** PROBLEM TO SOLVE **
Take from the listing each line that has the string "sono".

** RECORDS PROVIDED **
##########
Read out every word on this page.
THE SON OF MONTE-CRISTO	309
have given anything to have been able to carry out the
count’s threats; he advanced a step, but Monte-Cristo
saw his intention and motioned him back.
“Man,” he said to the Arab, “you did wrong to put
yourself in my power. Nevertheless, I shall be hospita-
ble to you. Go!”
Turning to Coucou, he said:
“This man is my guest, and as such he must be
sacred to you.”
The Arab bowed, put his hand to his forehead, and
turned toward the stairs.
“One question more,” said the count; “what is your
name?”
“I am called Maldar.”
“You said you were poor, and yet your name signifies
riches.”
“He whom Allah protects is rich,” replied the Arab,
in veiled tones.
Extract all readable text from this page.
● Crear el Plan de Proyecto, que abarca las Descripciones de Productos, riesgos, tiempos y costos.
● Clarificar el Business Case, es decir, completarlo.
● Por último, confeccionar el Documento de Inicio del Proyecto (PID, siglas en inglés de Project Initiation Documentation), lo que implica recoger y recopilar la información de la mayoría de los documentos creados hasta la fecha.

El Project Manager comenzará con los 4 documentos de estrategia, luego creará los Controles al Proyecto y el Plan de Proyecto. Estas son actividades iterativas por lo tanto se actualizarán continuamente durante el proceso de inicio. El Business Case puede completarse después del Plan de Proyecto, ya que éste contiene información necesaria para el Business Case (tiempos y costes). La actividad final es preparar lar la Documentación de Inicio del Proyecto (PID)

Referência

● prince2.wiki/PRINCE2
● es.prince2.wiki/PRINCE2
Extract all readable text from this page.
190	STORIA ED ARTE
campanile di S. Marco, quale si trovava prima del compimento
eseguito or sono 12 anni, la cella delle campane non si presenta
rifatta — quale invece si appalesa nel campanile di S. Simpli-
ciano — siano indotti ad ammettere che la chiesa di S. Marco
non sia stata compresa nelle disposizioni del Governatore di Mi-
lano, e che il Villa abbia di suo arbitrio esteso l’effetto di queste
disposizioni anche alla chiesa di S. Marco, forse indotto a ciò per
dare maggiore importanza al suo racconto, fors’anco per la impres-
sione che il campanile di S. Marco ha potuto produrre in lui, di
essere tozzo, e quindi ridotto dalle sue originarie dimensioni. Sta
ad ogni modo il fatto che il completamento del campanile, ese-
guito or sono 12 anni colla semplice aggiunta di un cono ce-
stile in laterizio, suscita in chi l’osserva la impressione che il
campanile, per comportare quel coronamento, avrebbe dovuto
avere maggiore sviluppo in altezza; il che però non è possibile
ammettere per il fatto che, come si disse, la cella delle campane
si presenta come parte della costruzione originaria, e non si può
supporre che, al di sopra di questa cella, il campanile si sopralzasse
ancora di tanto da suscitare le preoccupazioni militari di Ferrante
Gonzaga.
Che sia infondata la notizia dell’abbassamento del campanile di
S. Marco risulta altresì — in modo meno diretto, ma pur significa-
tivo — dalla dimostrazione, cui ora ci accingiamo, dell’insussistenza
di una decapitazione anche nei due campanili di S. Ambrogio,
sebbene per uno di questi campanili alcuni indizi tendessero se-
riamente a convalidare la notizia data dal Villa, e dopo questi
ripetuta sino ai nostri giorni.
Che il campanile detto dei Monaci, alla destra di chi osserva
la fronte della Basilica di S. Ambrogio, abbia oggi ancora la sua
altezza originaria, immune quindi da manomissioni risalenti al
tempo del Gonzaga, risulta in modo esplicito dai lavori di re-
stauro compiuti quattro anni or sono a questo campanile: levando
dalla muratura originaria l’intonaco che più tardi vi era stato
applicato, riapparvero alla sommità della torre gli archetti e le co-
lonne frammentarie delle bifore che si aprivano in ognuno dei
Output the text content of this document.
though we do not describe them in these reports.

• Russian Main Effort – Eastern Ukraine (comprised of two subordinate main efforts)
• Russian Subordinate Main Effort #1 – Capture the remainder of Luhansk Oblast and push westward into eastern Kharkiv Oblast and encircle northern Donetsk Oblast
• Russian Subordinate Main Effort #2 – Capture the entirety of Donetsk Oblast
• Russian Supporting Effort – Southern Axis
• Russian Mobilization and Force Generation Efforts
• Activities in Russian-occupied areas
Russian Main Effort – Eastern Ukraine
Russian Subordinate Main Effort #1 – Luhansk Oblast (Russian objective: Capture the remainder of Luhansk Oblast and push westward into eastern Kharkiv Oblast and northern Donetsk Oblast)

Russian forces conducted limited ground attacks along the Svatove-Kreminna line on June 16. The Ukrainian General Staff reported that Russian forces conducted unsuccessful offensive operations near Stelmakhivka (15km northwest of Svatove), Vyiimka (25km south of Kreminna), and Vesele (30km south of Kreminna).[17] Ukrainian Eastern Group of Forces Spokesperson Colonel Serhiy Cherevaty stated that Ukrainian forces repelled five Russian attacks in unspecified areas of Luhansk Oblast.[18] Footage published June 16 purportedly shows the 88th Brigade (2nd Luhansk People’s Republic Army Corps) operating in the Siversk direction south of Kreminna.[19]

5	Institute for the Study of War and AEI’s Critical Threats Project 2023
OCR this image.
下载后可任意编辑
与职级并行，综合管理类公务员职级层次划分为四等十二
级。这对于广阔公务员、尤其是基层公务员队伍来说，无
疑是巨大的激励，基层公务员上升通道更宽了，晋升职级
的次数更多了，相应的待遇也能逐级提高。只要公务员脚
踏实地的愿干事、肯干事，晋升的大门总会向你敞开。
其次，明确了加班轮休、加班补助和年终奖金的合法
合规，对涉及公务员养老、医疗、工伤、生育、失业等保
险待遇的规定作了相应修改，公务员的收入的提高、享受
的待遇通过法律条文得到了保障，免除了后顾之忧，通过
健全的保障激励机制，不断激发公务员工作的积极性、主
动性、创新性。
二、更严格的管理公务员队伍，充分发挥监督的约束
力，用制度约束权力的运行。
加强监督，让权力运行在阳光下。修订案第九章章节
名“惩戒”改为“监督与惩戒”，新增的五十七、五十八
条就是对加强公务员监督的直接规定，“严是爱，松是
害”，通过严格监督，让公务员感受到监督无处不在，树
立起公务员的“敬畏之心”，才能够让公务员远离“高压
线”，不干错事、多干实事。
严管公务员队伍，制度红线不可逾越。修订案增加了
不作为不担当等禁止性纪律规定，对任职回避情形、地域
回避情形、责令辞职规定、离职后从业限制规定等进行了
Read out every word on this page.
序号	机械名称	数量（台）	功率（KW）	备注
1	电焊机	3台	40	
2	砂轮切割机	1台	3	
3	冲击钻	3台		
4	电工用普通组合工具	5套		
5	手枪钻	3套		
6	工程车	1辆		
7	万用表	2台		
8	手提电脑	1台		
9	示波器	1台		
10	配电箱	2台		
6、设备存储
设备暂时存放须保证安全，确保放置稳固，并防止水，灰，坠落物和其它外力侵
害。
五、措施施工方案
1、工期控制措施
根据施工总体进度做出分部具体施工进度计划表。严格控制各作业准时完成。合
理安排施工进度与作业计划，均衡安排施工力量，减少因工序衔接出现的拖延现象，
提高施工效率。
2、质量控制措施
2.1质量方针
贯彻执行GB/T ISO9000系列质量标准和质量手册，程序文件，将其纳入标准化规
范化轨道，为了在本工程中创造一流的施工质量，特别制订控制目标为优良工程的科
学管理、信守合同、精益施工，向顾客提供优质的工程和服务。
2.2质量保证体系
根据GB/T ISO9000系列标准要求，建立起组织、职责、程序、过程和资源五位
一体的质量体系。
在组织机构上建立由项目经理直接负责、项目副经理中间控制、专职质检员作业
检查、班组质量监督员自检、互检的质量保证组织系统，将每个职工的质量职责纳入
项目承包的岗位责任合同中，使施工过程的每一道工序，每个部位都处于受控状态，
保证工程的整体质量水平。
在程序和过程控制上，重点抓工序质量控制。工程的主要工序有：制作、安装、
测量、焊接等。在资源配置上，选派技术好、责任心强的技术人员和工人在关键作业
##########
** FULL ANSWER **
eseguito or sono 12 anni, la cella delle campane non si presenta
guito or sono 12 anni colla semplice aggiunta di un cono ce-
stauro compiuti quattro anni or sono a questo campanile: levando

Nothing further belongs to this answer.